## BEGIN Record extracts

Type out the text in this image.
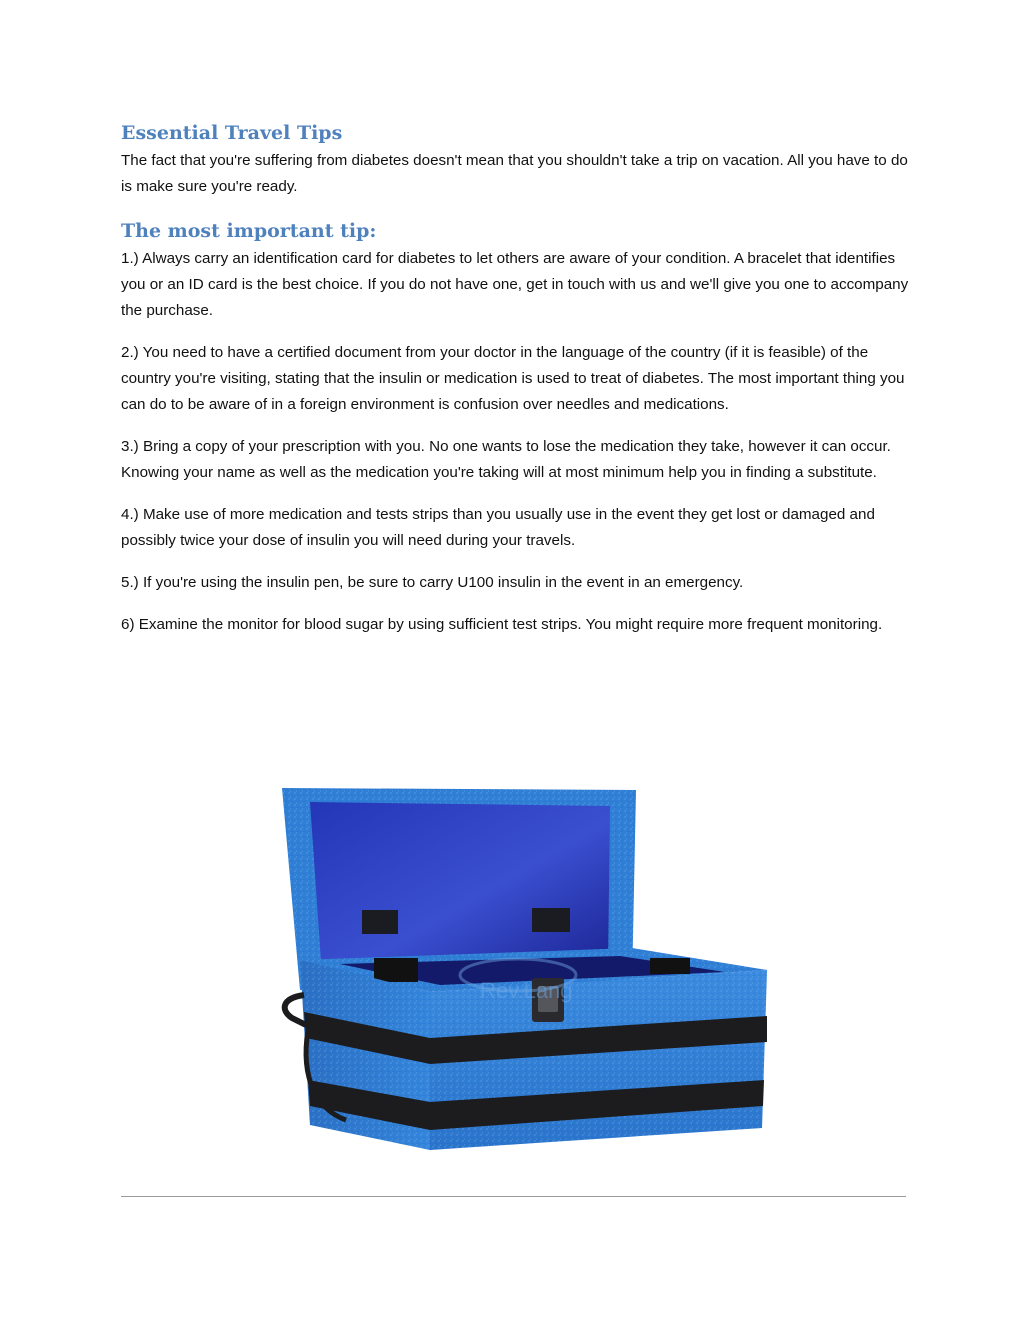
Essential Travel Tips

The fact that you're suffering from diabetes doesn't mean that you shouldn't take a trip on vacation. All you have to do is make sure you're ready.

The most important tip:

1.) Always carry an identification card for diabetes to let others are aware of your condition. A bracelet that identifies you or an ID card is the best choice. If you do not have one, get in touch with us and we'll give you one to accompany the purchase.

2.) You need to have a certified document from your doctor in the language of the country (if it is feasible) of the country you're visiting, stating that the insulin or medication is used to treat of diabetes. The most important thing you can do to be aware of in a foreign environment is confusion over needles and medications.

3.) Bring a copy of your prescription with you. No one wants to lose the medication they take, however it can occur. Knowing your name as well as the medication you're taking will at most minimum help you in finding a substitute.

4.) Make use of more medication and tests strips than you usually use in the event they get lost or damaged and possibly twice your dose of insulin you will need during your travels.

5.) If you're using the insulin pen, be sure to carry U100 insulin in the event in an emergency.

6) Examine the monitor for blood sugar by using sufficient test strips. You might require more frequent monitoring.

Rev.Lang
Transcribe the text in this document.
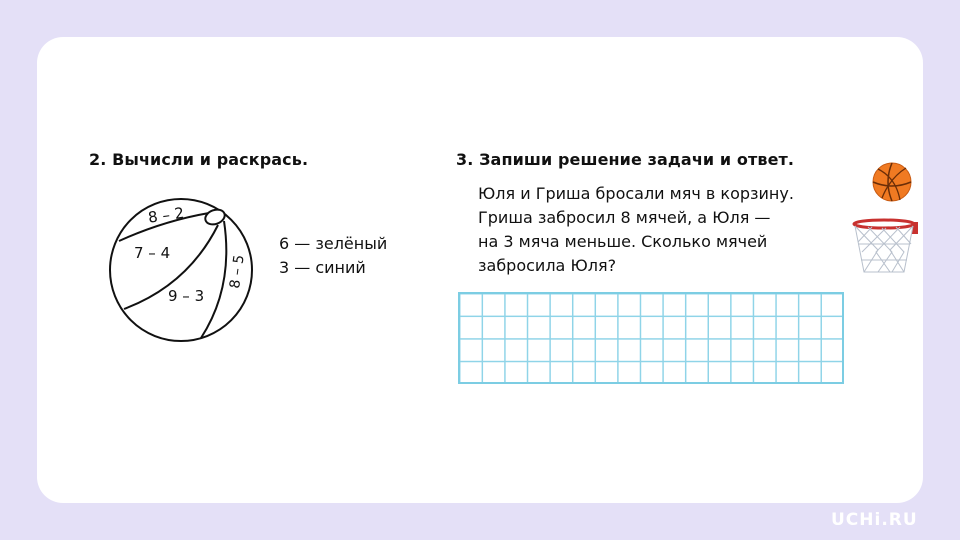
2. Вычисли и раскрась.	3. Запиши решение задачи и ответ.
8 – 2
7 – 4
9 – 3
8 – 5
6 — зелёный
3 — синий
Юля и Гриша бросали мяч в корзину.
Гриша забросил 8 мячей, а Юля —
на 3 мяча меньше. Сколько мячей
забросила Юля?
UCHi.RU
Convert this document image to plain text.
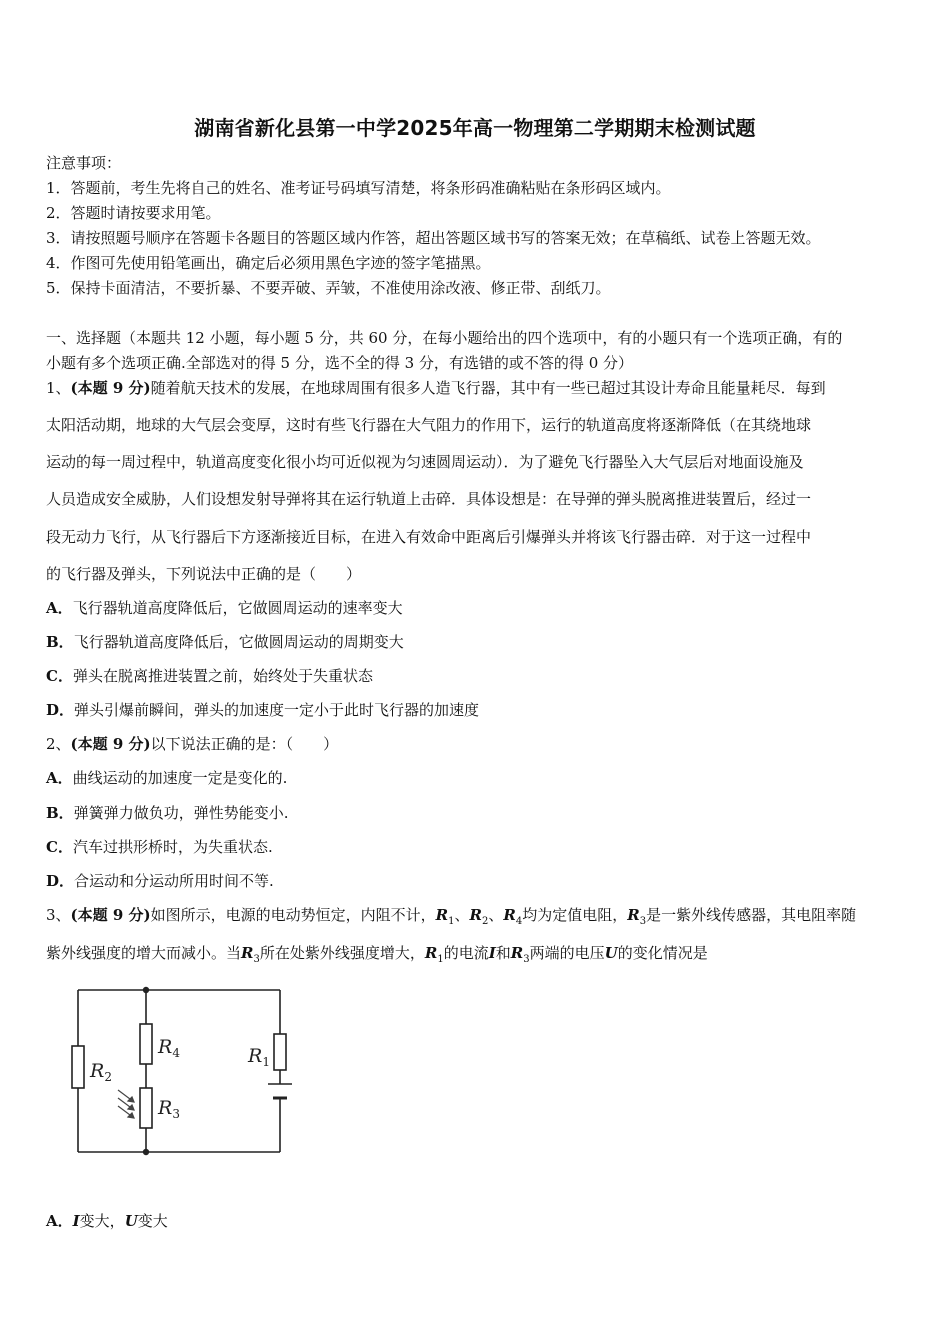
湖南省新化县第一中学2025年高一物理第二学期期末检测试题
注意事项：
1．答题前，考生先将自己的姓名、准考证号码填写清楚，将条形码准确粘贴在条形码区域内。
2．答题时请按要求用笔。
3．请按照题号顺序在答题卡各题目的答题区域内作答，超出答题区域书写的答案无效；在草稿纸、试卷上答题无效。
4．作图可先使用铅笔画出，确定后必须用黑色字迹的签字笔描黑。
5．保持卡面清洁，不要折暴、不要弄破、弄皱，不准使用涂改液、修正带、刮纸刀。
一、选择题（本题共 12 小题，每小题 5 分，共 60 分，在每小题给出的四个选项中，有的小题只有一个选项正确，有的
小题有多个选项正确.全部选对的得 5 分，选不全的得 3 分，有选错的或不答的得 0 分）
1、(本题 9 分)随着航天技术的发展，在地球周围有很多人造飞行器，其中有一些已超过其设计寿命且能量耗尽．每到
太阳活动期，地球的大气层会变厚，这时有些飞行器在大气阻力的作用下，运行的轨道高度将逐渐降低（在其绕地球
运动的每一周过程中，轨道高度变化很小均可近似视为匀速圆周运动）．为了避免飞行器坠入大气层后对地面设施及
人员造成安全威胁，人们设想发射导弹将其在运行轨道上击碎．具体设想是：在导弹的弹头脱离推进装置后，经过一
段无动力飞行，从飞行器后下方逐渐接近目标，在进入有效命中距离后引爆弹头并将该飞行器击碎．对于这一过程中
的飞行器及弹头，下列说法中正确的是（　　）
A．飞行器轨道高度降低后，它做圆周运动的速率变大
B．飞行器轨道高度降低后，它做圆周运动的周期变大
C．弹头在脱离推进装置之前，始终处于失重状态
D．弹头引爆前瞬间，弹头的加速度一定小于此时飞行器的加速度
2、(本题 9 分)以下说法正确的是：（　　）
A．曲线运动的加速度一定是变化的.
B．弹簧弹力做负功，弹性势能变小.
C．汽车过拱形桥时，为失重状态.
D．合运动和分运动所用时间不等.
3、(本题 9 分)如图所示，电源的电动势恒定，内阻不计，$R_1$、$R_2$、$R_4$均为定值电阻，$R_3$是一紫外线传感器，其电阻率随
紫外线强度的增大而减小。当$R_3$所在处紫外线强度增大，$R_1$的电流I和$R_3$两端的电压U的变化情况是
$R_2$
$R_4$
$R_3$
$R_1$
A．I变大，U变大
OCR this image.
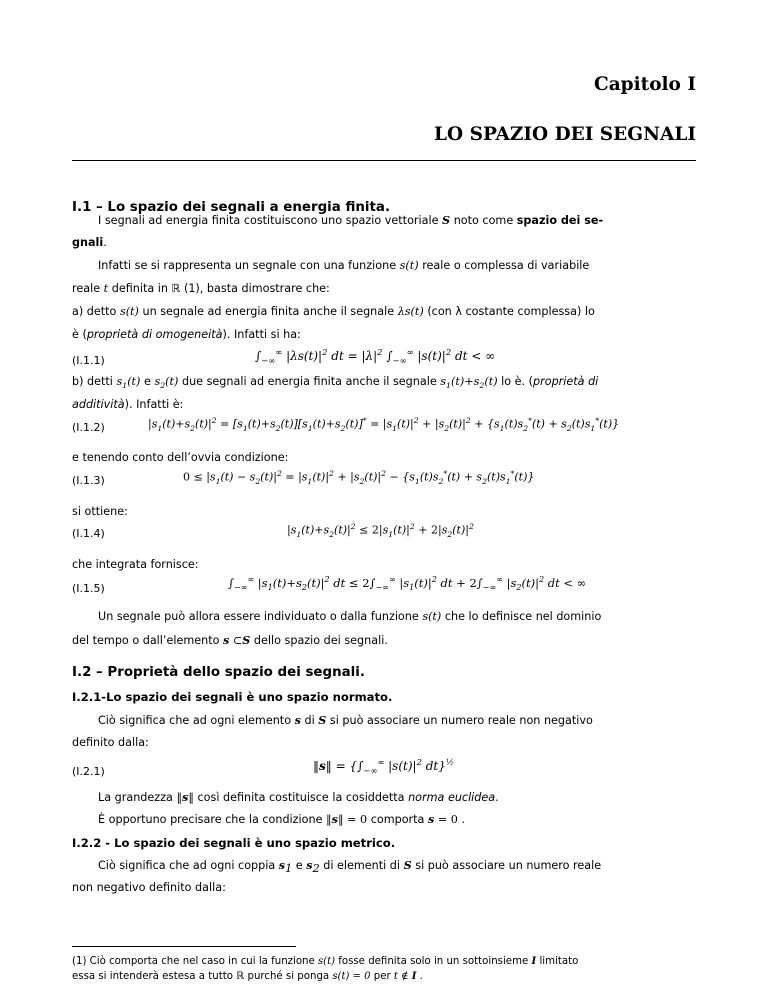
Capitolo I
LO SPAZIO DEI SEGNALI
I.1 – Lo spazio dei segnali a energia finita.
I segnali ad energia finita costituiscono uno spazio vettoriale S noto come spazio dei se-
gnali.
Infatti se si rappresenta un segnale con una funzione s(t) reale o complessa di variabile
reale t definita in ℝ (1), basta dimostrare che:
a) detto s(t) un segnale ad energia finita anche il segnale λs(t) (con λ costante complessa) lo
è (proprietà di omogeneità). Infatti si ha:
(I.1.1)	$\int_{-\infty}^\infty$ $|\lambda s(t)|^2$ dt = $|\lambda|^2$ $\int_{-\infty}^\infty$ $|s(t)|^2$ dt < ∞
b) detti $s_1(t)$ e $s_2(t)$ due segnali ad energia finita anche il segnale $s_1(t)+s_2(t)$ lo è. (proprietà di
additività). Infatti è:
(I.1.2)	$|s_1(t)+s_2(t)|^2 = [s_1(t)+s_2(t)][s_1(t)+s_2(t)]^* = |s_1(t)|^2 + |s_2(t)|^2 + \{s_1(t)s_2^*(t) + s_2(t)s_1^*(t)\}$
e tenendo conto dell’ovvia condizione:
(I.1.3)	$0 \le |s_1(t) - s_2(t)|^2 = |s_1(t)|^2 + |s_2(t)|^2 - \{s_1(t)s_2^*(t) + s_2(t)s_1^*(t)\}$
si ottiene:
(I.1.4)	$|s_1(t)+s_2(t)|^2 \le 2|s_1(t)|^2 + 2|s_2(t)|^2$
che integrata fornisce:
(I.1.5)	$\int_{-\infty}^\infty$ $|s_1(t)+s_2(t)|^2$ dt ≤ $2\int_{-\infty}^\infty$ $|s_1(t)|^2$ dt + $2\int_{-\infty}^\infty$ $|s_2(t)|^2$ dt < ∞
Un segnale può allora essere individuato o dalla funzione s(t) che lo definisce nel dominio
del tempo o dall’elemento s ⊂S dello spazio dei segnali.
I.2 – Proprietà dello spazio dei segnali.
I.2.1-Lo spazio dei segnali è uno spazio normato.
Ciò significa che ad ogni elemento s di S si può associare un numero reale non negativo
definito dalla:
(I.2.1)	‖s‖ = {$\int_{-\infty}^\infty$ $|s(t)|^2$ dt}$^{\frac{1}{2}}$
La grandezza ‖s‖ così definita costituisce la cosiddetta norma euclidea.
È opportuno precisare che la condizione ‖s‖ = 0 comporta s = 0 .
I.2.2 - Lo spazio dei segnali è uno spazio metrico.
Ciò significa che ad ogni coppia $s_1$ e $s_2$ di elementi di S si può associare un numero reale
non negativo definito dalla:
(1) Ciò comporta che nel caso in cui la funzione s(t) fosse definita solo in un sottoinsieme I limitato
essa si intenderà estesa a tutto ℝ purché si ponga s(t) = 0 per t ∉ I .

## END Record extracts

#### [Task brief]
Show, from the material above, each line that includes the string "important".

#### [Solution for this exercise]
The most important tip:
2.) You need to have a certified document from your doctor in the language of the country (if it is feasible) of the country you're visiting, stating that the insulin or medication is used to treat of diabetes. The most important thing you can do to be aware of in a foreign environment is confusion over needles and medications.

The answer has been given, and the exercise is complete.